- **OBJETIVO DEL EJERCICIO**
¿Cómo resumirías en dos oraciones el fragmento citado sobre tomar la calle?

- **FRAGMENTO CITADO**
31/1/19

Tomar la calle.


En nuestra época del espectáculo y de la fiesta, disciplinada y panóptica, se toma la calle como se asalta el cielo, y viceversa: en sentido estrictamente figurado. Su literalidad, pues, es asombrosa. Las manifestaciones multitudinarias, que reclamaban la defensa de derechos o intereses oprimidos, mediante el ejercicio público de la palabra silenciada, apenas conservan sino un sabor a reliquias apolilladas. Sus participantes suelen desfilar fantasmalmente, casi con el brillo fatuo de una nostalgia impotente. La reivindicación política se ha vuelto puntual, dispersa, rizomática. Incide repentinamente en un cuerpo social extenso y a la vez desmembrado, como si alcanzase un orgasmo sin deseo ni tristeza, más bien ansioso y desesperado. (Des)teatralizada, respeta escrupulosamente las unidades clásicas de acción, tiempo y lugar. Por ejemplo, una muchedumbre rugiente y estática, dispuesta como una letra polisémica y aparentemente subversiva, debe exaltarse ante el simultáneo repique de campanas un 11 de septiembre a las 17:14. Ni crea ni destruye su realidad: la transforma hasta su extenuación simbólica. Muerto el concepto político y estético de representación, se extienden aleatorias y cancerosas las más diversas formas colectivas que puedan adoptar las performances, los happenings y su perturbadora descendencia de flashmobs. Globalizados, ¿no son todos acaso designados anglicismos?

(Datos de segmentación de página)
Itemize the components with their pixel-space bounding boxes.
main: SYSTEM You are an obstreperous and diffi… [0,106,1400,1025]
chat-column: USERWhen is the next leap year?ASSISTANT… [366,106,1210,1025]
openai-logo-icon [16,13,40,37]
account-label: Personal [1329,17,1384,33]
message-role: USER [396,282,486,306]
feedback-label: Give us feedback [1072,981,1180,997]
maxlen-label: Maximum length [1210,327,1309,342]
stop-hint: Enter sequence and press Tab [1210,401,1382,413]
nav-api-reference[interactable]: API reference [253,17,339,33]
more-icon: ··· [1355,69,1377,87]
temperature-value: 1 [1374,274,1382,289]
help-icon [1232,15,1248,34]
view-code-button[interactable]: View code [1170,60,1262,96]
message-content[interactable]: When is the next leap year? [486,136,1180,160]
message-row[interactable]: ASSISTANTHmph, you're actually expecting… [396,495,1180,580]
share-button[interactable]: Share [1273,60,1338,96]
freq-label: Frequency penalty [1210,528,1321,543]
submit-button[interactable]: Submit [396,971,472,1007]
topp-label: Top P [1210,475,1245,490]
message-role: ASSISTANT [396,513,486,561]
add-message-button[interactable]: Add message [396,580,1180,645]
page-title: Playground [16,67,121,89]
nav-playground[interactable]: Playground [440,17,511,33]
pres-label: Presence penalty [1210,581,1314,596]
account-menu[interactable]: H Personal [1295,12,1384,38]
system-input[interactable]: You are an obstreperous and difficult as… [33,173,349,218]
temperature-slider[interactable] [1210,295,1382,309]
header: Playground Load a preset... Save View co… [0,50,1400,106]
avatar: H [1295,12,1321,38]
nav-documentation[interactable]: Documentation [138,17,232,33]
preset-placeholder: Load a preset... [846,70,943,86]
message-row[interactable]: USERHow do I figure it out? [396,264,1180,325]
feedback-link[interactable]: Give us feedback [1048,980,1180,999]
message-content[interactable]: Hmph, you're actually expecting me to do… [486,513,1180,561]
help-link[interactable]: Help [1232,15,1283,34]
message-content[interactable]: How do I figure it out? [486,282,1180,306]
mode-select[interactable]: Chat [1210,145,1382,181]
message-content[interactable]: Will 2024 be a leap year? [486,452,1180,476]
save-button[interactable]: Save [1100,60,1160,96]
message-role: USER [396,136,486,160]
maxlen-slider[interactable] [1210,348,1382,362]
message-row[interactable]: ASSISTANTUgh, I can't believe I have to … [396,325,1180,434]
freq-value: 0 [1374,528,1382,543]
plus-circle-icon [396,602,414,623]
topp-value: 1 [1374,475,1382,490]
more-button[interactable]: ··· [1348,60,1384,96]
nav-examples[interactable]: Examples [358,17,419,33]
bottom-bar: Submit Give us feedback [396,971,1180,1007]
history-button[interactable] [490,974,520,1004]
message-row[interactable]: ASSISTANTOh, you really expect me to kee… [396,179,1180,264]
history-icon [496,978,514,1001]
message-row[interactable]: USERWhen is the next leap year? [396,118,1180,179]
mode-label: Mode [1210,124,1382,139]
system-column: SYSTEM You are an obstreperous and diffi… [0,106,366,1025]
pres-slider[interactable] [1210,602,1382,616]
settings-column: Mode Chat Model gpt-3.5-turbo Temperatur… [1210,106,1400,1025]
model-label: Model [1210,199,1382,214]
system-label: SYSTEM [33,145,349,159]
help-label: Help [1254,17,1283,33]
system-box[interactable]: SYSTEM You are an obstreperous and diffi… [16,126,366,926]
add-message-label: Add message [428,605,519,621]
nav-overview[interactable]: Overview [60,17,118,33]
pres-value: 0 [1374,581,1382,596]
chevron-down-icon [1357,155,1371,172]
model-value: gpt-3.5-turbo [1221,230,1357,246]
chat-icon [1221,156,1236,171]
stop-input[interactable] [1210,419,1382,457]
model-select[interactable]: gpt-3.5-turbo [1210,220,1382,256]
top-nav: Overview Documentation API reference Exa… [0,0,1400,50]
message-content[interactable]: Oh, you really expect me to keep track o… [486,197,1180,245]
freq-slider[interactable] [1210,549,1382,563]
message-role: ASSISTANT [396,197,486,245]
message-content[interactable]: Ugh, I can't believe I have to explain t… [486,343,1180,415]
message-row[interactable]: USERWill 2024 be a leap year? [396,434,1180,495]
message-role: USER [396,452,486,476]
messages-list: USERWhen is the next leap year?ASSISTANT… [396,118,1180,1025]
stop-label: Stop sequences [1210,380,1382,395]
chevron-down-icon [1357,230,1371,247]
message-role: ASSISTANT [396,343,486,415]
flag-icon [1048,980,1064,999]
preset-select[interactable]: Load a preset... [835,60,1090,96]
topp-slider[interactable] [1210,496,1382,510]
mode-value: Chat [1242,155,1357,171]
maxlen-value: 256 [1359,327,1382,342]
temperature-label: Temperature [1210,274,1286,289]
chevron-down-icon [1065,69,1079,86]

- **SOLUCIÓN DEL EJERCICIO**
En nuestra época la calle se toma solo en sentido figurado, y las manifestaciones multitudinarias que reclamaban la defensa de derechos mediante el ejercicio público de la palabra apenas conservan un sabor a reliquias apolilladas. La reivindicación política se ha vuelto puntual, dispersa y rizomática, y, muerto el concepto de representación, se extienden formas colectivas como las performances, los happenings y los flashmobs.